The records that follow should be retyped word for word.
..........
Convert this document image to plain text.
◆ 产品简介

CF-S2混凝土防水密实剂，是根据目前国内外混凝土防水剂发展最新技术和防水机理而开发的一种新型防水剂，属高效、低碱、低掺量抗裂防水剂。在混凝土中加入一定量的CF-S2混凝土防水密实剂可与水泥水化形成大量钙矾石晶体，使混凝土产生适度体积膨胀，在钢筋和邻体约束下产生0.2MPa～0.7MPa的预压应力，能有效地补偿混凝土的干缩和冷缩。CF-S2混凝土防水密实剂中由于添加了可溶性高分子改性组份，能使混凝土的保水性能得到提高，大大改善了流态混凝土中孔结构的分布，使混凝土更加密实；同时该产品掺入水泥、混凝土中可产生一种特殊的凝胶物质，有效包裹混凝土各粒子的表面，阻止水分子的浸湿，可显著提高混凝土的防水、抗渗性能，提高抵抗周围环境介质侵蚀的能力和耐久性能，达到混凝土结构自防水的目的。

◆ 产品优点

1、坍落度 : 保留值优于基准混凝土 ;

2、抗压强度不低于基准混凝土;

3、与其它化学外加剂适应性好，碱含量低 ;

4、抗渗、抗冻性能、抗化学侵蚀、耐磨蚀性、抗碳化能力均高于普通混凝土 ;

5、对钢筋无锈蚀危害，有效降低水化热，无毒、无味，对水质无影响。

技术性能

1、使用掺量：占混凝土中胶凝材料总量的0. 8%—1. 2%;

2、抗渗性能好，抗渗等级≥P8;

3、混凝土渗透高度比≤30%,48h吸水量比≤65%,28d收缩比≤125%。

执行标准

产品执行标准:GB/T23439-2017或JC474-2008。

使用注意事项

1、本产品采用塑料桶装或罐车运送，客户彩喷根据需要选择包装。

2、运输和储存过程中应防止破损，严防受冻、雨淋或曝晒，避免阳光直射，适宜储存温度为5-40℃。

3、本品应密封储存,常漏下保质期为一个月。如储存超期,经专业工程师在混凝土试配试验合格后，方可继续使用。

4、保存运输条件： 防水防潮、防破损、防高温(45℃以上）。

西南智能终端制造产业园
..........
» **Finished task**
Convert this document image to plain text.
◆ 产品简介

CF-S2混凝土防水密实剂，是根据目前国内外混凝土防水剂发展最新技术和防水机理而开发的一种新型防水剂，属高效、低碱、低掺量抗裂防水剂。在混凝土中加入一定量的CF-S2混凝土防水密实剂可与水泥水化形成大量钙矾石晶体，使混凝土产生适度体积膨胀，在钢筋和邻体约束下产生0.2MPa～0.7MPa的预压应力，能有效地补偿混凝土的干缩和冷缩。CF-S2混凝土防水密实剂中由于添加了可溶性高分子改性组份，能使混凝土的保水性能得到提高，大大改善了流态混凝土中孔结构的分布，使混凝土更加密实；同时该产品掺入水泥、混凝土中可产生一种特殊的凝胶物质，有效包裹混凝土各粒子的表面，阻止水分子的浸湿，可显著提高混凝土的防水、抗渗性能，提高抵抗周围环境介质侵蚀的能力和耐久性能，达到混凝土结构自防水的目的。

◆ 产品优点

1、坍落度 : 保留值优于基准混凝土 ;

2、抗压强度不低于基准混凝土;

3、与其它化学外加剂适应性好，碱含量低 ;

4、抗渗、抗冻性能、抗化学侵蚀、耐磨蚀性、抗碳化能力均高于普通混凝土 ;

5、对钢筋无锈蚀危害，有效降低水化热，无毒、无味，对水质无影响。

技术性能

1、使用掺量：占混凝土中胶凝材料总量的0. 8%—1. 2%;

2、抗渗性能好，抗渗等级≥P8;

3、混凝土渗透高度比≤30%,48h吸水量比≤65%,28d收缩比≤125%。

执行标准

产品执行标准:GB/T23439-2017或JC474-2008。

使用注意事项

1、本产品采用塑料桶装或罐车运送，客户彩喷根据需要选择包装。

2、运输和储存过程中应防止破损，严防受冻、雨淋或曝晒，避免阳光直射，适宜储存温度为5-40℃。

3、本品应密封储存,常漏下保质期为一个月。如储存超期,经专业工程师在混凝土试配试验合格后，方可继续使用。

4、保存运输条件： 防水防潮、防破损、防高温(45℃以上）。

西南智能终端制造产业园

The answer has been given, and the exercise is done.